EXERCISE REQUIREMENTS » Every entry below must be repeated exactly; skip the pictures.

━━ GIVEN RECORDS ━━

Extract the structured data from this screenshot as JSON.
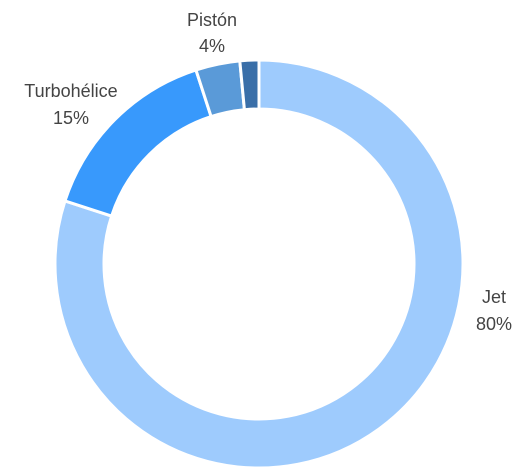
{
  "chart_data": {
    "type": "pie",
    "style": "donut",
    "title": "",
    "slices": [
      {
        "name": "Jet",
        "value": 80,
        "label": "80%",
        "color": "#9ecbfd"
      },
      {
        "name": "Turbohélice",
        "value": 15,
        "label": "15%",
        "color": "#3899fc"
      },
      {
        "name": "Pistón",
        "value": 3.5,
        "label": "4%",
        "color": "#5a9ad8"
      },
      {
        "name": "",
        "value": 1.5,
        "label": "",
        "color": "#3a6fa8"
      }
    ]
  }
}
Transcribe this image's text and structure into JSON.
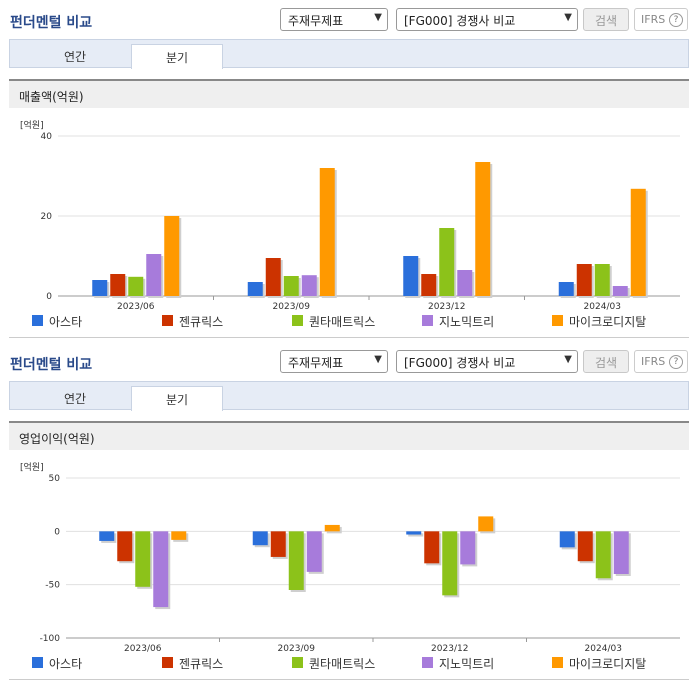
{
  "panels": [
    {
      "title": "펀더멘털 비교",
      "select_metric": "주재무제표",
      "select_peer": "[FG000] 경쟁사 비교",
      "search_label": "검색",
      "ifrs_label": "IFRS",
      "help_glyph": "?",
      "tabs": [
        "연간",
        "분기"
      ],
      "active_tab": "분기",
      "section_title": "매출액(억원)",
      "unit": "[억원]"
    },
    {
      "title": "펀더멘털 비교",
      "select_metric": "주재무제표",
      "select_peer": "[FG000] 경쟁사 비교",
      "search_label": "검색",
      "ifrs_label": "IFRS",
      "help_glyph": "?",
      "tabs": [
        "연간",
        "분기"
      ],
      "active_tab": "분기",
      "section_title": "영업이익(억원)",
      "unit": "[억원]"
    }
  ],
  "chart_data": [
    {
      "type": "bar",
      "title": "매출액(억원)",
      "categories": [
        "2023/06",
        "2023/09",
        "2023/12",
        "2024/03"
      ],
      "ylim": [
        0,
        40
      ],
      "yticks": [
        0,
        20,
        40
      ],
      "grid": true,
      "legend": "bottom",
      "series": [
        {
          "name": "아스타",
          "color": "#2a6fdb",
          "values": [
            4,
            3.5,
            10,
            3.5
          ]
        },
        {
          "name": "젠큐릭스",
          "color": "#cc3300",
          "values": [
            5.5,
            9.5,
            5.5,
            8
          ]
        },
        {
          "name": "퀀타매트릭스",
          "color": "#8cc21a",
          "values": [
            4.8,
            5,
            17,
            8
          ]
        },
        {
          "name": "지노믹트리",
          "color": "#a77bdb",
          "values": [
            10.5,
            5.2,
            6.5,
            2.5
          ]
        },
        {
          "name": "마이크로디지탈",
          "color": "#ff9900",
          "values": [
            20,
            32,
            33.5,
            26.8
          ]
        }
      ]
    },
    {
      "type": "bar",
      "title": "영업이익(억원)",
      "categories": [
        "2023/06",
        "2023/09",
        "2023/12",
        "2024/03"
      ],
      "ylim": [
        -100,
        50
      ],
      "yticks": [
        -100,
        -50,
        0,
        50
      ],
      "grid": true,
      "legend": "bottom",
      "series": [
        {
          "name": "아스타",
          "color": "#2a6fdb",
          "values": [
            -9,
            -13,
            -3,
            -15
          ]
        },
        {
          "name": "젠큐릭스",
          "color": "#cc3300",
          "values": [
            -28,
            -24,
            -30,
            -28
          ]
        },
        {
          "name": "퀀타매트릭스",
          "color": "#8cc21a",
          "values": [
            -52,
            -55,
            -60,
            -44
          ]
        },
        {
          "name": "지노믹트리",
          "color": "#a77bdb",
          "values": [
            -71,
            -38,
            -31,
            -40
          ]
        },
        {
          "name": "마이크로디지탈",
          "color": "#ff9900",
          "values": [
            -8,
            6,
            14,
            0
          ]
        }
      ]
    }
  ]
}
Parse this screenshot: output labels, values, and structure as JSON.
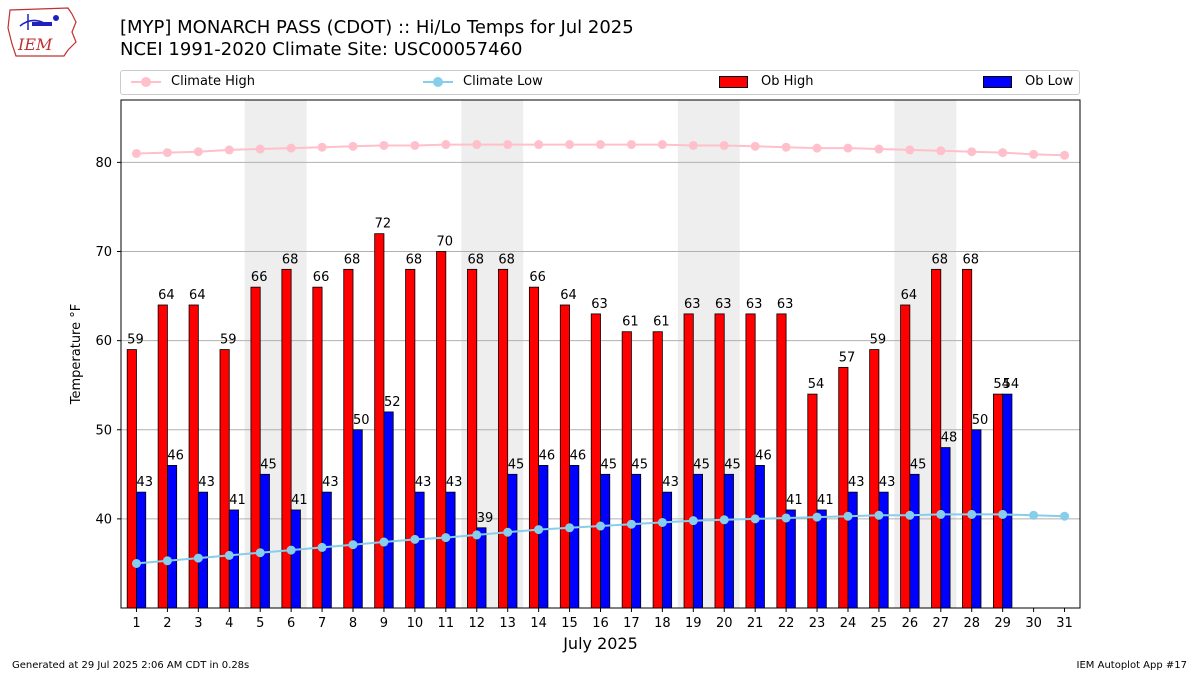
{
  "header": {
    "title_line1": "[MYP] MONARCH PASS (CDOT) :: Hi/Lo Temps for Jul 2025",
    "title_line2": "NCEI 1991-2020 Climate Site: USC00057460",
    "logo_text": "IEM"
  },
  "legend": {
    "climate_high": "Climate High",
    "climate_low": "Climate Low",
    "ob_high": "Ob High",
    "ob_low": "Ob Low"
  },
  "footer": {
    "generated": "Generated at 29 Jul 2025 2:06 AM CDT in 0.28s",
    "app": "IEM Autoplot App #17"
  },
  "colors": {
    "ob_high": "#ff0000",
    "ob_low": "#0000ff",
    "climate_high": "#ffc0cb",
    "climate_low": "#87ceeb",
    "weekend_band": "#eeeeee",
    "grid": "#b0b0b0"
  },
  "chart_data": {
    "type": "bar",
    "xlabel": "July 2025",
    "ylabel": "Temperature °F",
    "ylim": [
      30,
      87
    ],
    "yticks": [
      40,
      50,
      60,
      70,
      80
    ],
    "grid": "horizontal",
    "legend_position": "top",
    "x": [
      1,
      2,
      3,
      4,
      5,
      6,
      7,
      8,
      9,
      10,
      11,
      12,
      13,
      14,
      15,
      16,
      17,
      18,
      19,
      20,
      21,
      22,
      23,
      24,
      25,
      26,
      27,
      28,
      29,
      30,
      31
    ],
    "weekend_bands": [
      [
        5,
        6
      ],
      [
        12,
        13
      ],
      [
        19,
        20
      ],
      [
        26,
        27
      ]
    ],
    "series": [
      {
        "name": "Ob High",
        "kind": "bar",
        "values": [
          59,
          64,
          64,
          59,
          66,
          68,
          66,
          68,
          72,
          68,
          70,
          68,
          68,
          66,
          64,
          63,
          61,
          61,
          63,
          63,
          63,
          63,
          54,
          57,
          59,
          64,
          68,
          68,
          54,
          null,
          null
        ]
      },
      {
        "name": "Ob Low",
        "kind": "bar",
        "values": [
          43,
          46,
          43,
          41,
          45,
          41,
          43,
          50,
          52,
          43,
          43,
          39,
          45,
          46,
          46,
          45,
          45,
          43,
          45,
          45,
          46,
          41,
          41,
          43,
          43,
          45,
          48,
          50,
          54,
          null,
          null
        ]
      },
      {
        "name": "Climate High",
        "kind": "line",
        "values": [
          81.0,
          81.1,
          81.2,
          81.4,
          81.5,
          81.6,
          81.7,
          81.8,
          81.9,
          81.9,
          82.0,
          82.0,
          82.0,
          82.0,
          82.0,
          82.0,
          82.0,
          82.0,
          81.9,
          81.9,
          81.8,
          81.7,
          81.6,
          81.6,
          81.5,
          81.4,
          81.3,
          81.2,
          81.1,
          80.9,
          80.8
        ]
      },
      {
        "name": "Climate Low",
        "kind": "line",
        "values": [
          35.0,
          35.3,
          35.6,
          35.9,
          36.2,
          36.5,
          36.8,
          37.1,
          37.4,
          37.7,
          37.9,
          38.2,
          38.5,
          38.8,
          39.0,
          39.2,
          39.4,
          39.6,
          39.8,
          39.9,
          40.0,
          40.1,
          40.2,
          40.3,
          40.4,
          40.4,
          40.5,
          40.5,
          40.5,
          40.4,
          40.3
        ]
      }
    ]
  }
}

━━━

ANSWER TO THE EXERCISE »
Extract the structured data from this screenshot as JSON.
{
  "chart_data": {
    "type": "pie",
    "style": "donut",
    "title": "",
    "slices": [
      {
        "name": "Jet",
        "value": 80,
        "label": "80%",
        "color": "#9ecbfd"
      },
      {
        "name": "Turbohélice",
        "value": 15,
        "label": "15%",
        "color": "#3899fc"
      },
      {
        "name": "Pistón",
        "value": 3.5,
        "label": "4%",
        "color": "#5a9ad8"
      },
      {
        "name": "",
        "value": 1.5,
        "label": "",
        "color": "#3a6fa8"
      }
    ]
  }
}
Transcribe this image's text and structure into JSON.
{
  "panels": [
    {
      "title": "펀더멘털 비교",
      "select_metric": "주재무제표",
      "select_peer": "[FG000] 경쟁사 비교",
      "search_label": "검색",
      "ifrs_label": "IFRS",
      "help_glyph": "?",
      "tabs": [
        "연간",
        "분기"
      ],
      "active_tab": "분기",
      "section_title": "매출액(억원)",
      "unit": "[억원]"
    },
    {
      "title": "펀더멘털 비교",
      "select_metric": "주재무제표",
      "select_peer": "[FG000] 경쟁사 비교",
      "search_label": "검색",
      "ifrs_label": "IFRS",
      "help_glyph": "?",
      "tabs": [
        "연간",
        "분기"
      ],
      "active_tab": "분기",
      "section_title": "영업이익(억원)",
      "unit": "[억원]"
    }
  ],
  "chart_data": [
    {
      "type": "bar",
      "title": "매출액(억원)",
      "categories": [
        "2023/06",
        "2023/09",
        "2023/12",
        "2024/03"
      ],
      "ylim": [
        0,
        40
      ],
      "yticks": [
        0,
        20,
        40
      ],
      "grid": true,
      "legend": "bottom",
      "series": [
        {
          "name": "아스타",
          "color": "#2a6fdb",
          "values": [
            4,
            3.5,
            10,
            3.5
          ]
        },
        {
          "name": "젠큐릭스",
          "color": "#cc3300",
          "values": [
            5.5,
            9.5,
            5.5,
            8
          ]
        },
        {
          "name": "퀀타매트릭스",
          "color": "#8cc21a",
          "values": [
            4.8,
            5,
            17,
            8
          ]
        },
        {
          "name": "지노믹트리",
          "color": "#a77bdb",
          "values": [
            10.5,
            5.2,
            6.5,
            2.5
          ]
        },
        {
          "name": "마이크로디지탈",
          "color": "#ff9900",
          "values": [
            20,
            32,
            33.5,
            26.8
          ]
        }
      ]
    },
    {
      "type": "bar",
      "title": "영업이익(억원)",
      "categories": [
        "2023/06",
        "2023/09",
        "2023/12",
        "2024/03"
      ],
      "ylim": [
        -100,
        50
      ],
      "yticks": [
        -100,
        -50,
        0,
        50
      ],
      "grid": true,
      "legend": "bottom",
      "series": [
        {
          "name": "아스타",
          "color": "#2a6fdb",
          "values": [
            -9,
            -13,
            -3,
            -15
          ]
        },
        {
          "name": "젠큐릭스",
          "color": "#cc3300",
          "values": [
            -28,
            -24,
            -30,
            -28
          ]
        },
        {
          "name": "퀀타매트릭스",
          "color": "#8cc21a",
          "values": [
            -52,
            -55,
            -60,
            -44
          ]
        },
        {
          "name": "지노믹트리",
          "color": "#a77bdb",
          "values": [
            -71,
            -38,
            -31,
            -40
          ]
        },
        {
          "name": "마이크로디지탈",
          "color": "#ff9900",
          "values": [
            -8,
            6,
            14,
            0
          ]
        }
      ]
    }
  ]
}
Parse this screenshot: output labels, values, and structure as JSON.
{
  "header": {
    "title_line1": "[MYP] MONARCH PASS (CDOT) :: Hi/Lo Temps for Jul 2025",
    "title_line2": "NCEI 1991-2020 Climate Site: USC00057460",
    "logo_text": "IEM"
  },
  "legend": {
    "climate_high": "Climate High",
    "climate_low": "Climate Low",
    "ob_high": "Ob High",
    "ob_low": "Ob Low"
  },
  "footer": {
    "generated": "Generated at 29 Jul 2025 2:06 AM CDT in 0.28s",
    "app": "IEM Autoplot App #17"
  },
  "colors": {
    "ob_high": "#ff0000",
    "ob_low": "#0000ff",
    "climate_high": "#ffc0cb",
    "climate_low": "#87ceeb",
    "weekend_band": "#eeeeee",
    "grid": "#b0b0b0"
  },
  "chart_data": {
    "type": "bar",
    "xlabel": "July 2025",
    "ylabel": "Temperature °F",
    "ylim": [
      30,
      87
    ],
    "yticks": [
      40,
      50,
      60,
      70,
      80
    ],
    "grid": "horizontal",
    "legend_position": "top",
    "x": [
      1,
      2,
      3,
      4,
      5,
      6,
      7,
      8,
      9,
      10,
      11,
      12,
      13,
      14,
      15,
      16,
      17,
      18,
      19,
      20,
      21,
      22,
      23,
      24,
      25,
      26,
      27,
      28,
      29,
      30,
      31
    ],
    "weekend_bands": [
      [
        5,
        6
      ],
      [
        12,
        13
      ],
      [
        19,
        20
      ],
      [
        26,
        27
      ]
    ],
    "series": [
      {
        "name": "Ob High",
        "kind": "bar",
        "values": [
          59,
          64,
          64,
          59,
          66,
          68,
          66,
          68,
          72,
          68,
          70,
          68,
          68,
          66,
          64,
          63,
          61,
          61,
          63,
          63,
          63,
          63,
          54,
          57,
          59,
          64,
          68,
          68,
          54,
          null,
          null
        ]
      },
      {
        "name": "Ob Low",
        "kind": "bar",
        "values": [
          43,
          46,
          43,
          41,
          45,
          41,
          43,
          50,
          52,
          43,
          43,
          39,
          45,
          46,
          46,
          45,
          45,
          43,
          45,
          45,
          46,
          41,
          41,
          43,
          43,
          45,
          48,
          50,
          54,
          null,
          null
        ]
      },
      {
        "name": "Climate High",
        "kind": "line",
        "values": [
          81.0,
          81.1,
          81.2,
          81.4,
          81.5,
          81.6,
          81.7,
          81.8,
          81.9,
          81.9,
          82.0,
          82.0,
          82.0,
          82.0,
          82.0,
          82.0,
          82.0,
          82.0,
          81.9,
          81.9,
          81.8,
          81.7,
          81.6,
          81.6,
          81.5,
          81.4,
          81.3,
          81.2,
          81.1,
          80.9,
          80.8
        ]
      },
      {
        "name": "Climate Low",
        "kind": "line",
        "values": [
          35.0,
          35.3,
          35.6,
          35.9,
          36.2,
          36.5,
          36.8,
          37.1,
          37.4,
          37.7,
          37.9,
          38.2,
          38.5,
          38.8,
          39.0,
          39.2,
          39.4,
          39.6,
          39.8,
          39.9,
          40.0,
          40.1,
          40.2,
          40.3,
          40.4,
          40.4,
          40.5,
          40.5,
          40.5,
          40.4,
          40.3
        ]
      }
    ]
  }
}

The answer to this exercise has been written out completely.